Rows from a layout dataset
>> Start
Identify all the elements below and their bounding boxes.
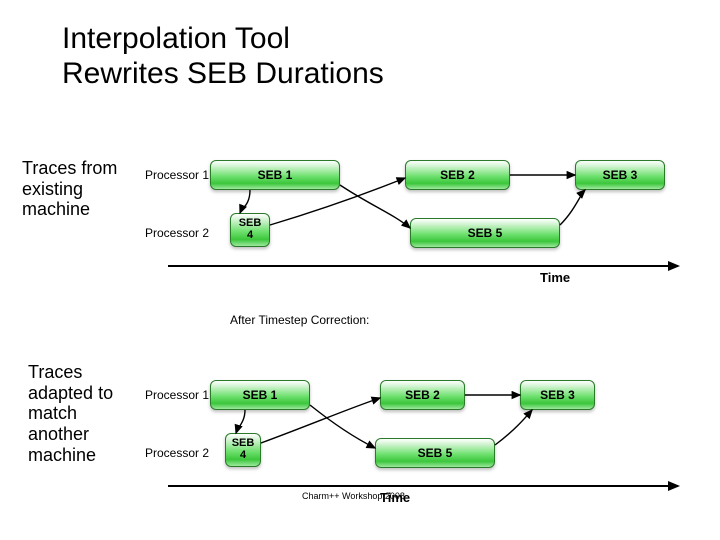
- title-line-2: Rewrites SEB Durations: [62, 57, 384, 90]
- bot-seb-3: SEB 3: [520, 380, 595, 410]
- top-time-label: Time: [540, 270, 570, 285]
- top-seb-1: SEB 1: [210, 160, 340, 190]
- bot-seb-4: SEB4: [225, 433, 261, 467]
- caption-top-l2: existing: [22, 179, 83, 199]
- subhead-after-correction: After Timestep Correction:: [230, 313, 369, 327]
- top-proc2-label: Processor 2: [145, 226, 209, 240]
- bot-proc1-label: Processor 1: [145, 388, 209, 402]
- title-line-1: Interpolation Tool: [62, 22, 290, 55]
- footer-text: Charm++ Workshop 2008: [302, 491, 405, 501]
- page-title: Interpolation Tool Rewrites SEB Duration…: [62, 22, 384, 91]
- caption-bot-l5: machine: [28, 445, 96, 465]
- caption-top-l1: Traces from: [22, 158, 117, 178]
- top-proc1-label: Processor 1: [145, 168, 209, 182]
- bot-seb-5: SEB 5: [375, 438, 495, 468]
- caption-bot-l1: Traces: [28, 362, 82, 382]
- top-seb-4: SEB4: [230, 213, 270, 247]
- top-seb-2: SEB 2: [405, 160, 510, 190]
- caption-top: Traces from existing machine: [22, 158, 117, 220]
- top-seb-3: SEB 3: [575, 160, 665, 190]
- caption-top-l3: machine: [22, 199, 90, 219]
- caption-bottom: Traces adapted to match another machine: [28, 362, 113, 465]
- top-time-axis: [168, 265, 678, 267]
- bot-seb-2: SEB 2: [380, 380, 465, 410]
- caption-bot-l4: another: [28, 424, 89, 444]
- bot-proc2-label: Processor 2: [145, 446, 209, 460]
- bot-time-axis: [168, 485, 678, 487]
- bot-seb-1: SEB 1: [210, 380, 310, 410]
- top-seb-5: SEB 5: [410, 218, 560, 248]
- caption-bot-l3: match: [28, 403, 77, 423]
- caption-bot-l2: adapted to: [28, 383, 113, 403]
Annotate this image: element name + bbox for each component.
>> End
PROBLEM DETAILS
Copy every one of the lines above word for word, leaving out the picture.

ANSWER IN FULL
Identify all the elements below and their bounding boxes.
- title-line-2: Rewrites SEB Durations: [62, 57, 384, 90]
- bot-seb-3: SEB 3: [520, 380, 595, 410]
- top-time-label: Time: [540, 270, 570, 285]
- top-seb-1: SEB 1: [210, 160, 340, 190]
- bot-seb-4: SEB4: [225, 433, 261, 467]
- caption-top-l2: existing: [22, 179, 83, 199]
- subhead-after-correction: After Timestep Correction:: [230, 313, 369, 327]
- top-proc2-label: Processor 2: [145, 226, 209, 240]
- bot-proc1-label: Processor 1: [145, 388, 209, 402]
- title-line-1: Interpolation Tool: [62, 22, 290, 55]
- footer-text: Charm++ Workshop 2008: [302, 491, 405, 501]
- page-title: Interpolation Tool Rewrites SEB Duration…: [62, 22, 384, 91]
- caption-bot-l5: machine: [28, 445, 96, 465]
- caption-top-l1: Traces from: [22, 158, 117, 178]
- top-proc1-label: Processor 1: [145, 168, 209, 182]
- bot-seb-5: SEB 5: [375, 438, 495, 468]
- caption-bot-l1: Traces: [28, 362, 82, 382]
- top-seb-4: SEB4: [230, 213, 270, 247]
- top-seb-2: SEB 2: [405, 160, 510, 190]
- caption-top: Traces from existing machine: [22, 158, 117, 220]
- top-seb-3: SEB 3: [575, 160, 665, 190]
- caption-top-l3: machine: [22, 199, 90, 219]
- caption-bottom: Traces adapted to match another machine: [28, 362, 113, 465]
- top-time-axis: [168, 265, 678, 267]
- bot-seb-2: SEB 2: [380, 380, 465, 410]
- caption-bot-l4: another: [28, 424, 89, 444]
- bot-proc2-label: Processor 2: [145, 446, 209, 460]
- bot-time-axis: [168, 485, 678, 487]
- bot-seb-1: SEB 1: [210, 380, 310, 410]
- top-seb-5: SEB 5: [410, 218, 560, 248]
- caption-bot-l3: match: [28, 403, 77, 423]
- caption-bot-l2: adapted to: [28, 383, 113, 403]
Annotate this image: element name + bbox for each component.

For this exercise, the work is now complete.